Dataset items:
******************************

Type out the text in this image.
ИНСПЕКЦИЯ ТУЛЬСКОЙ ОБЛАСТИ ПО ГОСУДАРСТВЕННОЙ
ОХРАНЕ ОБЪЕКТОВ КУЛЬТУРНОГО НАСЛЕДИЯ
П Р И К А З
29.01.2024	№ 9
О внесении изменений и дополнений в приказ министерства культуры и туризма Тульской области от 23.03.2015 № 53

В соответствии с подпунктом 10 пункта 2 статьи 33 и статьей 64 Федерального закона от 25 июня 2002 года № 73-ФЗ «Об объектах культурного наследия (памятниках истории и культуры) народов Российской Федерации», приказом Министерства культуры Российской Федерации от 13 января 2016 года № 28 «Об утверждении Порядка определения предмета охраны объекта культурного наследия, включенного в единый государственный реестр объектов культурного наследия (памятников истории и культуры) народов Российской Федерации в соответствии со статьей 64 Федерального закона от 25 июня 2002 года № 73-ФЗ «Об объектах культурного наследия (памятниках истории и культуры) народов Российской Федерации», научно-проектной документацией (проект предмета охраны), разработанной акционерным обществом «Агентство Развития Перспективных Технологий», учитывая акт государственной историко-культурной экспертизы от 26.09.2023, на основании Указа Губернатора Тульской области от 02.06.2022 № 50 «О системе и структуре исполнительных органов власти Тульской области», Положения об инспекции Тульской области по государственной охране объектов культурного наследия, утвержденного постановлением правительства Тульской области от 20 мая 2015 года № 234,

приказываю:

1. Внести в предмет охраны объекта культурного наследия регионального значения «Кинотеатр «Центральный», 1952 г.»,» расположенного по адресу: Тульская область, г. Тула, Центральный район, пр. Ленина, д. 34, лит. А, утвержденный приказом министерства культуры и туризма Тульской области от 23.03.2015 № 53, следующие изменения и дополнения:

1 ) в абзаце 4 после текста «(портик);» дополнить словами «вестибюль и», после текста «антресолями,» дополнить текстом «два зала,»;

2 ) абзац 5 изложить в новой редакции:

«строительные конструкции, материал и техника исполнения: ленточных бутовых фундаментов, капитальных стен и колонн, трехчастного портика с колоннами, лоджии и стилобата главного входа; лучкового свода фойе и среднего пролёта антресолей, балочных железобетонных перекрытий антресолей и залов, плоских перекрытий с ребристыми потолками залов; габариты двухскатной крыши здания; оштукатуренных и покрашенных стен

******************************

**Exercise aim**
Please restate the whole listing word for word.

**Answer to the problem**
Type out the text in this image.
ИНСПЕКЦИЯ ТУЛЬСКОЙ ОБЛАСТИ ПО ГОСУДАРСТВЕННОЙ
ОХРАНЕ ОБЪЕКТОВ КУЛЬТУРНОГО НАСЛЕДИЯ
П Р И К А З
29.01.2024	№ 9
О внесении изменений и дополнений в приказ министерства культуры и туризма Тульской области от 23.03.2015 № 53

В соответствии с подпунктом 10 пункта 2 статьи 33 и статьей 64 Федерального закона от 25 июня 2002 года № 73-ФЗ «Об объектах культурного наследия (памятниках истории и культуры) народов Российской Федерации», приказом Министерства культуры Российской Федерации от 13 января 2016 года № 28 «Об утверждении Порядка определения предмета охраны объекта культурного наследия, включенного в единый государственный реестр объектов культурного наследия (памятников истории и культуры) народов Российской Федерации в соответствии со статьей 64 Федерального закона от 25 июня 2002 года № 73-ФЗ «Об объектах культурного наследия (памятниках истории и культуры) народов Российской Федерации», научно-проектной документацией (проект предмета охраны), разработанной акционерным обществом «Агентство Развития Перспективных Технологий», учитывая акт государственной историко-культурной экспертизы от 26.09.2023, на основании Указа Губернатора Тульской области от 02.06.2022 № 50 «О системе и структуре исполнительных органов власти Тульской области», Положения об инспекции Тульской области по государственной охране объектов культурного наследия, утвержденного постановлением правительства Тульской области от 20 мая 2015 года № 234,

приказываю:

1. Внести в предмет охраны объекта культурного наследия регионального значения «Кинотеатр «Центральный», 1952 г.»,» расположенного по адресу: Тульская область, г. Тула, Центральный район, пр. Ленина, д. 34, лит. А, утвержденный приказом министерства культуры и туризма Тульской области от 23.03.2015 № 53, следующие изменения и дополнения:

1 ) в абзаце 4 после текста «(портик);» дополнить словами «вестибюль и», после текста «антресолями,» дополнить текстом «два зала,»;

2 ) абзац 5 изложить в новой редакции:

«строительные конструкции, материал и техника исполнения: ленточных бутовых фундаментов, капитальных стен и колонн, трехчастного портика с колоннами, лоджии и стилобата главного входа; лучкового свода фойе и среднего пролёта антресолей, балочных железобетонных перекрытий антресолей и залов, плоских перекрытий с ребристыми потолками залов; габариты двухскатной крыши здания; оштукатуренных и покрашенных стен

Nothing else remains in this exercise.